What the exercise asks
Check every line of the entries that follow, and copy the ones containing "JSON".

Extracted entries
____

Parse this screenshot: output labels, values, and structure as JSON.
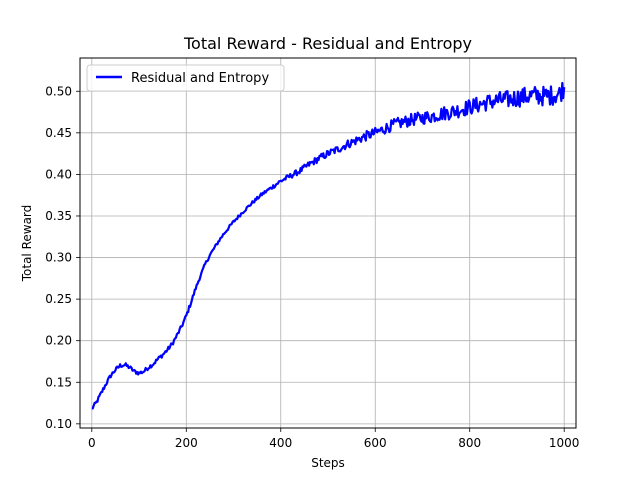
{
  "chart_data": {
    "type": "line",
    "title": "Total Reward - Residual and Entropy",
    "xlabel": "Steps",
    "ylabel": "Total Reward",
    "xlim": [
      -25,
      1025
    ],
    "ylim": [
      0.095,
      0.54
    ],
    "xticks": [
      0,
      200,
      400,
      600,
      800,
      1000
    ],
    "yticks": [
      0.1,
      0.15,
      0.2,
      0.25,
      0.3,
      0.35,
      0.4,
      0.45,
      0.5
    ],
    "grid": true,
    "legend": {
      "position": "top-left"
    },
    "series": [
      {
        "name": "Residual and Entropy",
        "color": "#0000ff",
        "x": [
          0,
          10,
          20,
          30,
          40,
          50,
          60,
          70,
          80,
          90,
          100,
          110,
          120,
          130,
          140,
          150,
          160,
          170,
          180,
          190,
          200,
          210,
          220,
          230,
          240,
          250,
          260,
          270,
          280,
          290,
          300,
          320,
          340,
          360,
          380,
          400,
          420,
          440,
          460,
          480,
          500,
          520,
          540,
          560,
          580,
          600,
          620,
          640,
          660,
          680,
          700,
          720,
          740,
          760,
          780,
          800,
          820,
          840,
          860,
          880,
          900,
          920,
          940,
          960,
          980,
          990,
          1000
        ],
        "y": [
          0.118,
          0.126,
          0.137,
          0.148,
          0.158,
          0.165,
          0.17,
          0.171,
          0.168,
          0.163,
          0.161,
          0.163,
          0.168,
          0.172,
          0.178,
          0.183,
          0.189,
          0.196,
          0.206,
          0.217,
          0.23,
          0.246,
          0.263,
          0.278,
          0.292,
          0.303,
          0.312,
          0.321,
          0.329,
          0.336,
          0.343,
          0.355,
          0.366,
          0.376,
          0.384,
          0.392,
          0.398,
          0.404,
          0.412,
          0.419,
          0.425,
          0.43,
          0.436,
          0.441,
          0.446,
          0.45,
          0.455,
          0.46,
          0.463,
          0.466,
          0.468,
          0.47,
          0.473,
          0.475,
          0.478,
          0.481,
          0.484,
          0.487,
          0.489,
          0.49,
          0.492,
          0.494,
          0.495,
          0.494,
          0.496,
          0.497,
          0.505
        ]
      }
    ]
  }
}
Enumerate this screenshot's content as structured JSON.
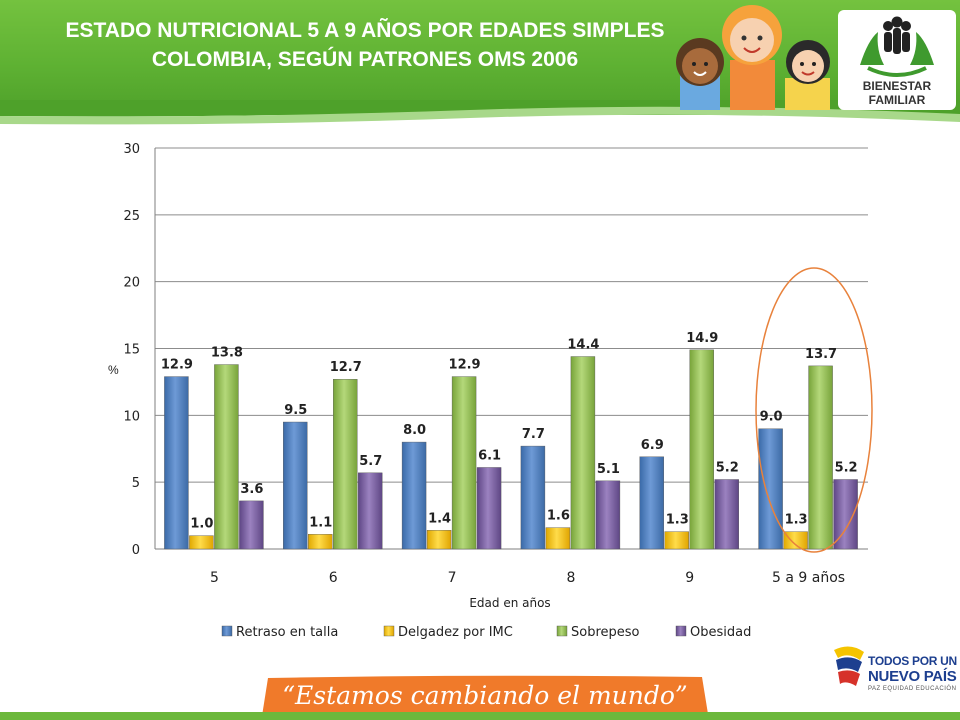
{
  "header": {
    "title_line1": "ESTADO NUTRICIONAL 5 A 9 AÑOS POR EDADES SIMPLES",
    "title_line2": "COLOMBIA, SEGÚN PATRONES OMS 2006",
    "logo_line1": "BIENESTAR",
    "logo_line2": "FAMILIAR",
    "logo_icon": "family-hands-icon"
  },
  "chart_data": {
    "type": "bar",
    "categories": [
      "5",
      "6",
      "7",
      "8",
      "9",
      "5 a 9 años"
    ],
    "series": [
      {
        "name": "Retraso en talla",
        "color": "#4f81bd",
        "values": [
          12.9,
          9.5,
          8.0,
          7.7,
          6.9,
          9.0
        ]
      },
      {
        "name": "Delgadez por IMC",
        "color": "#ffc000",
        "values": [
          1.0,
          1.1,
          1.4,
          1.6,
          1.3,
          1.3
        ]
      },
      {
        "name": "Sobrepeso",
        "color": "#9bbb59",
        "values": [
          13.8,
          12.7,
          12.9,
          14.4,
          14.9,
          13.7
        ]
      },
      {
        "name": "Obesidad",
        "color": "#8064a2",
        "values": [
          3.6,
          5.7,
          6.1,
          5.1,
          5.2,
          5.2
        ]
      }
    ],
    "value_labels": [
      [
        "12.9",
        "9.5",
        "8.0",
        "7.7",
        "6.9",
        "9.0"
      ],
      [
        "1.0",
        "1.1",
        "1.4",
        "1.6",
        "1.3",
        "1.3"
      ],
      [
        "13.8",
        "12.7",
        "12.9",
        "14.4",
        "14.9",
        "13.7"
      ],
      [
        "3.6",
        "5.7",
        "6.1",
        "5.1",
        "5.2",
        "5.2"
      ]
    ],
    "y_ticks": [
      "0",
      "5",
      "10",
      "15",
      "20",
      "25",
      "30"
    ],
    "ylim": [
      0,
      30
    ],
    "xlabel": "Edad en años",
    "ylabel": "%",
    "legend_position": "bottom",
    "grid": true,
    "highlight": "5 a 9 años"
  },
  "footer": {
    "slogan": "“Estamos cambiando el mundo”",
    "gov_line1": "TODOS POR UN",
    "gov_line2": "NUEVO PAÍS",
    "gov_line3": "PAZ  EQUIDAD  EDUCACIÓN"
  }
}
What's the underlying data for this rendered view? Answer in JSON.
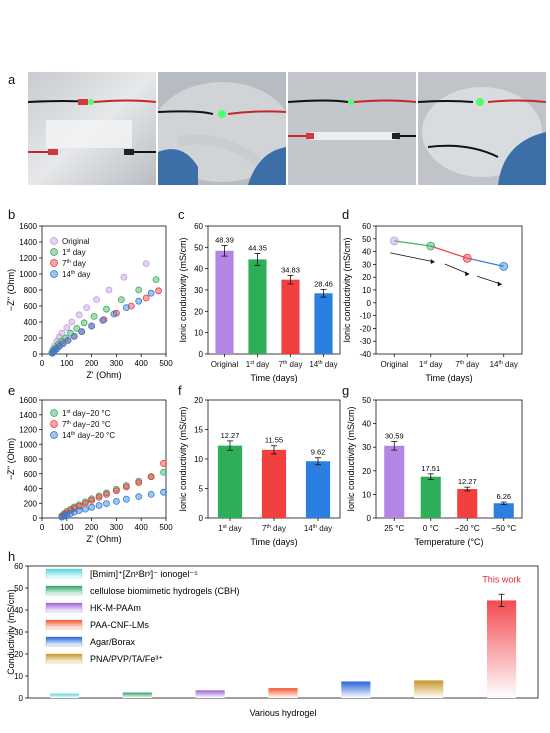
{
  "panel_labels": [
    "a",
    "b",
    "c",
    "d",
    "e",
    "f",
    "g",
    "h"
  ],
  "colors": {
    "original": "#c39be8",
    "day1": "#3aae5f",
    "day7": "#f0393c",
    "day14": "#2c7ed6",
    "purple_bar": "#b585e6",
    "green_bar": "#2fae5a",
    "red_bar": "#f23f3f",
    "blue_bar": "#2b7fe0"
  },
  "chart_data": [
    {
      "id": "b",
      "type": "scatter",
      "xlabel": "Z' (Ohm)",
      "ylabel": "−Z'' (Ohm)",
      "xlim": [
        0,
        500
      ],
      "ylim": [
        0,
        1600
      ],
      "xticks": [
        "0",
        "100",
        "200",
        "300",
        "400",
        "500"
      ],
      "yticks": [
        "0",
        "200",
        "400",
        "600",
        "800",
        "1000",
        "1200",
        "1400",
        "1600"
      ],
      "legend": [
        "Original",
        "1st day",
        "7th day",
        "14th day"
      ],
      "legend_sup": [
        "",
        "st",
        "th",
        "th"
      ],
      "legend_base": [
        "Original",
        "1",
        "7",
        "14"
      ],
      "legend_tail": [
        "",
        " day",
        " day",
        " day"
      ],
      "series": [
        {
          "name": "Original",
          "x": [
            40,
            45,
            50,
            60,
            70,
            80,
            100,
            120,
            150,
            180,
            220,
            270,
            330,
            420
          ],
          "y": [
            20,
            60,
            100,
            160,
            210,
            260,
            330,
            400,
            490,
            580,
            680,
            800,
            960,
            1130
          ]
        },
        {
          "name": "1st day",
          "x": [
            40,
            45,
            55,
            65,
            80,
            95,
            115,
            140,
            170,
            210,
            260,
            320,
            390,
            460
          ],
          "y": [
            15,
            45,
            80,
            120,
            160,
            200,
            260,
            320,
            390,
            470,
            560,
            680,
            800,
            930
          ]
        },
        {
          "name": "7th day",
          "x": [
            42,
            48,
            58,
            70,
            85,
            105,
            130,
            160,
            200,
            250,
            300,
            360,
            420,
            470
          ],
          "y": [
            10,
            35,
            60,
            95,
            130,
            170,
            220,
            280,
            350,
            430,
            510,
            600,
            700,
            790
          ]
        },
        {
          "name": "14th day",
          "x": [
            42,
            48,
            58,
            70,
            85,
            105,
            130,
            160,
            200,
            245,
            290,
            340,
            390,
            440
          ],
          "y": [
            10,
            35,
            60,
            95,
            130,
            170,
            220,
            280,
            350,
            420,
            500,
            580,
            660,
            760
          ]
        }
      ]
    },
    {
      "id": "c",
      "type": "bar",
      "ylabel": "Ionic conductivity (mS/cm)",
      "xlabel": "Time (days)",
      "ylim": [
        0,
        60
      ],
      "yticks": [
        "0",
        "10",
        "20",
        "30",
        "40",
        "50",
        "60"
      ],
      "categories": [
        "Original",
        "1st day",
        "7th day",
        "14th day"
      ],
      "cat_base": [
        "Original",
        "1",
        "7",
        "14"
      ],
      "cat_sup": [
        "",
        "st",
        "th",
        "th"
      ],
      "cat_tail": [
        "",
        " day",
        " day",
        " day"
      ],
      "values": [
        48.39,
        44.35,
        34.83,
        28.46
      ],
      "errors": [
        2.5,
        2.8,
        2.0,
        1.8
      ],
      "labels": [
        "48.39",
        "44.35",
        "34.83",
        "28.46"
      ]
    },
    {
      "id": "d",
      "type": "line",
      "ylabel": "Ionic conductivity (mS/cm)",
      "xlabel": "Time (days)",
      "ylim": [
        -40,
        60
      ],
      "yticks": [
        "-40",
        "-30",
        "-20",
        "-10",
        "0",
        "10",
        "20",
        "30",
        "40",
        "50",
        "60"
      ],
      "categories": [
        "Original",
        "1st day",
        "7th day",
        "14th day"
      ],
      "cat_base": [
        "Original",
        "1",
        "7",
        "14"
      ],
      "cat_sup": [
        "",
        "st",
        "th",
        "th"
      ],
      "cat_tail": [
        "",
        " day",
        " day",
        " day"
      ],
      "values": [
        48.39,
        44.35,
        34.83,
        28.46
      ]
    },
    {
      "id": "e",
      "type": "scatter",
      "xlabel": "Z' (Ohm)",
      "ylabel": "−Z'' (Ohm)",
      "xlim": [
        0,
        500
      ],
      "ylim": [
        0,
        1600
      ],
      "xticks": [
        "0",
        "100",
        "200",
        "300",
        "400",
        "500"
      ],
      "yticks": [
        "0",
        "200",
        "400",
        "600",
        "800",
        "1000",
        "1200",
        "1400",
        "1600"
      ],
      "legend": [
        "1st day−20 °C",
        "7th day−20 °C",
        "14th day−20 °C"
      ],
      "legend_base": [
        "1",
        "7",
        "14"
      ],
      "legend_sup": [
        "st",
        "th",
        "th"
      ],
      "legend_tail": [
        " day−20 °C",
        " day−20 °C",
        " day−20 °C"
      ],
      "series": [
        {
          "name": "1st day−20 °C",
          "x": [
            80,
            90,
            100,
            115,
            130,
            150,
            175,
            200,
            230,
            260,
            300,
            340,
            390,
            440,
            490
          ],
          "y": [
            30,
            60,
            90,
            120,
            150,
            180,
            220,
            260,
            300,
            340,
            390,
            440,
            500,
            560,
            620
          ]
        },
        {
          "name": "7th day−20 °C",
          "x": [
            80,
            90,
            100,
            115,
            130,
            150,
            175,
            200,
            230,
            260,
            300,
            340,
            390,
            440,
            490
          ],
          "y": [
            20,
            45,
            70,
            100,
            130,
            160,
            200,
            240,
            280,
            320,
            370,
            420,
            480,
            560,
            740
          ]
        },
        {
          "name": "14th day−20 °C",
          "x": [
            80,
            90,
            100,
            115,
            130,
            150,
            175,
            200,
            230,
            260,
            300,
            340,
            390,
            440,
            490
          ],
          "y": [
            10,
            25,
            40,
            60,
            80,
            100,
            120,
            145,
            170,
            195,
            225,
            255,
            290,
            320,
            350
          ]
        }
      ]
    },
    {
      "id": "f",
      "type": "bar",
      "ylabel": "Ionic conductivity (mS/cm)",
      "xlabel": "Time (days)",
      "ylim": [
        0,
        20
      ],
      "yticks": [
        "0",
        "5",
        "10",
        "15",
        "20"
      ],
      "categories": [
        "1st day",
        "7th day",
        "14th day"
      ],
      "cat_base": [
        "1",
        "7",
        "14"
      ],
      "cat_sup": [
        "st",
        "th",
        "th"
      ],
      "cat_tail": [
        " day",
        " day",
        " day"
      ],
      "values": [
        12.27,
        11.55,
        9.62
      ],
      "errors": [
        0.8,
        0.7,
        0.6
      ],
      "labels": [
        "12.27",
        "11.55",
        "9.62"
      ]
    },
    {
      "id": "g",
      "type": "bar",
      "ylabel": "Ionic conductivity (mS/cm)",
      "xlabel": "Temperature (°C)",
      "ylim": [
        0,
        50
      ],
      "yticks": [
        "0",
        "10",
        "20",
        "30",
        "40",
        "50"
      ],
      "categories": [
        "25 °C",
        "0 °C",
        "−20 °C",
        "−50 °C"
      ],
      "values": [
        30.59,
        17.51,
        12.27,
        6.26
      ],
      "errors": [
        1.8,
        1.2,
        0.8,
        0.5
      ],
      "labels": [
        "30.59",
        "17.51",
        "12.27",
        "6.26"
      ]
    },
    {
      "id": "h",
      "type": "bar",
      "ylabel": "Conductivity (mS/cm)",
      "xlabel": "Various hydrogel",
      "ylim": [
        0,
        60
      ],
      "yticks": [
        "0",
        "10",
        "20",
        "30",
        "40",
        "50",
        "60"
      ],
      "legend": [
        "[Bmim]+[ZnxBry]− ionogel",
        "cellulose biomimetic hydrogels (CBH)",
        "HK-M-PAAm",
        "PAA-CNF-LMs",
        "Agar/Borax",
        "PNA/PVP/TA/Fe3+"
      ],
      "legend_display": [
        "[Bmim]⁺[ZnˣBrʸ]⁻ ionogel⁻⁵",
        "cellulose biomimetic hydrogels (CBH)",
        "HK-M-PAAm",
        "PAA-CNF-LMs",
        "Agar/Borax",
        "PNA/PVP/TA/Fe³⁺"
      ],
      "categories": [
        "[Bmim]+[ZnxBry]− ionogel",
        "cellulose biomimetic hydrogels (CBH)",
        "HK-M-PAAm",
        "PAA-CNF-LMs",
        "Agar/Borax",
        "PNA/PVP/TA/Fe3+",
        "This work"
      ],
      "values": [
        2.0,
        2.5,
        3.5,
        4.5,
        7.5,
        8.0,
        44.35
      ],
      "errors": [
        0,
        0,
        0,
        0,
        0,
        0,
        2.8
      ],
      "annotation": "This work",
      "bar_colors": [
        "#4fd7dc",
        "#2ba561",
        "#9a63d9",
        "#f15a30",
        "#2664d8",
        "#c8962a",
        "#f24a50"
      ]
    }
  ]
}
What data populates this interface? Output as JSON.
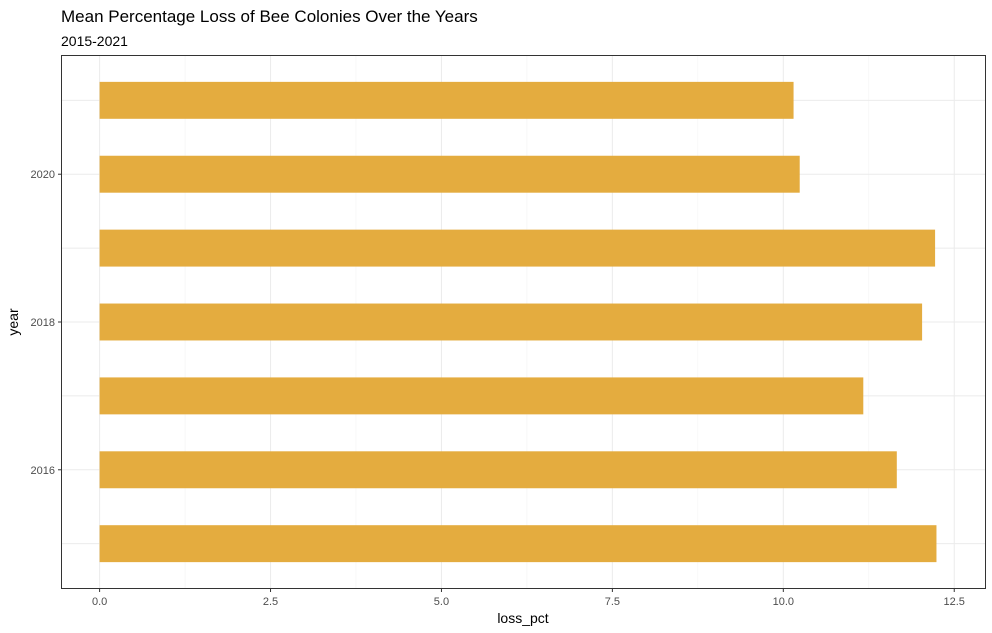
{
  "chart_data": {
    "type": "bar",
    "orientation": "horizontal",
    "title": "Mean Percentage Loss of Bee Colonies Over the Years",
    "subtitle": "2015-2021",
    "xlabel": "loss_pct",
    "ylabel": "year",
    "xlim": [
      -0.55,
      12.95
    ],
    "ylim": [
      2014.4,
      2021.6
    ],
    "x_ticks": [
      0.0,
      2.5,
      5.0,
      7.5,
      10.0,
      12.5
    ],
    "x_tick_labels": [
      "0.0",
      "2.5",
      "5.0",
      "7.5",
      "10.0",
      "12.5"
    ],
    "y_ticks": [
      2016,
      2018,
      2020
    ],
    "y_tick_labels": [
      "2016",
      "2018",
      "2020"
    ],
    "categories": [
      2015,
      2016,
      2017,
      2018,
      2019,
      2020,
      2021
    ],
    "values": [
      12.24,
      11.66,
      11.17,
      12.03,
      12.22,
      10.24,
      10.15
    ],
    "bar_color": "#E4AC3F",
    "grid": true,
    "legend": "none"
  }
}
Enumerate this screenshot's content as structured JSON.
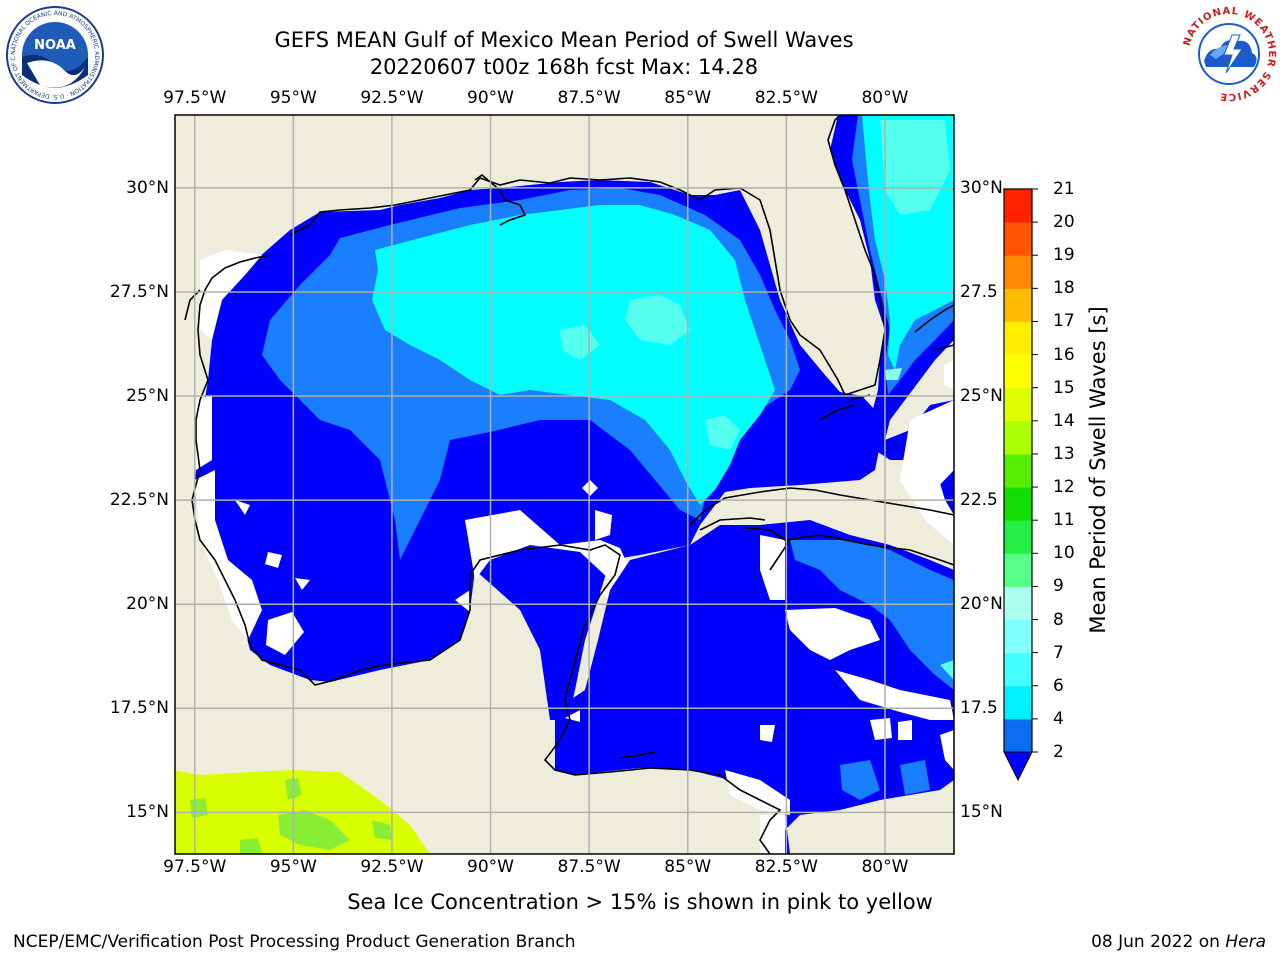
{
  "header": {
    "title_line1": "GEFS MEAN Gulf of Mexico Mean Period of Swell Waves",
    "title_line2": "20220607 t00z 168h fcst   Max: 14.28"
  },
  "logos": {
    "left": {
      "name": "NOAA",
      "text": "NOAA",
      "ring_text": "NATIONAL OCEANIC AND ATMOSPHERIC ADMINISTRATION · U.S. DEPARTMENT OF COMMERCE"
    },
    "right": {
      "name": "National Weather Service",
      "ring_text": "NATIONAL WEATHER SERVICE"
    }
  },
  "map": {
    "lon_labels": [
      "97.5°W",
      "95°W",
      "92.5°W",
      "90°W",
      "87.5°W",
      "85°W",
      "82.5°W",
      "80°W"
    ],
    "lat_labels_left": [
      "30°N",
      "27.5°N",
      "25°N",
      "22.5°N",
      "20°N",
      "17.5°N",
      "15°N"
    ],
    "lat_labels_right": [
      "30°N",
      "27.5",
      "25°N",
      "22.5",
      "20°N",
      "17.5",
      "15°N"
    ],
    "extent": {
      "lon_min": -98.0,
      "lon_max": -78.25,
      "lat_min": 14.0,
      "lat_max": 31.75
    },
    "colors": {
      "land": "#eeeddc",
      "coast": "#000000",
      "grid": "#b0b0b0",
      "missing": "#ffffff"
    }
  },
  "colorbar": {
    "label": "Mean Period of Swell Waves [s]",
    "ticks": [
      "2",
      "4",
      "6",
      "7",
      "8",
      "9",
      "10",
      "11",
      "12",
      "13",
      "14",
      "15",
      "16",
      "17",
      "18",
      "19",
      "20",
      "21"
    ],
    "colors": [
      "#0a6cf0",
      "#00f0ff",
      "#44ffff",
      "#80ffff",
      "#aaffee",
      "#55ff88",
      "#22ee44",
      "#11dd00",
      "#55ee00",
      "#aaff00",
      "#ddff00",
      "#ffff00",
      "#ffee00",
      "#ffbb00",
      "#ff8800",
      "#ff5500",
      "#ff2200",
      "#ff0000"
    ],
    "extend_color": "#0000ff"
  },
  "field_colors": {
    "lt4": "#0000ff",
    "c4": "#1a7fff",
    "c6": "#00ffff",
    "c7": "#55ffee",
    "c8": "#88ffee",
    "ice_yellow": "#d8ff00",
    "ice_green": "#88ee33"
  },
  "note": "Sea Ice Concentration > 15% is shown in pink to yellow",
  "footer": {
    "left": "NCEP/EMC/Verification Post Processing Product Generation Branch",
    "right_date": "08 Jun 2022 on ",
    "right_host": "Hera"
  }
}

____

Worked answer
Parse this screenshot: output labels, values, and structure as JSON.
Enumerate this screenshot's content as structured JSON.
What's the underlying data for this rendered view? Answer in JSON.
What data populates this interface? Output as JSON.
Enumerate this screenshot's content as structured JSON.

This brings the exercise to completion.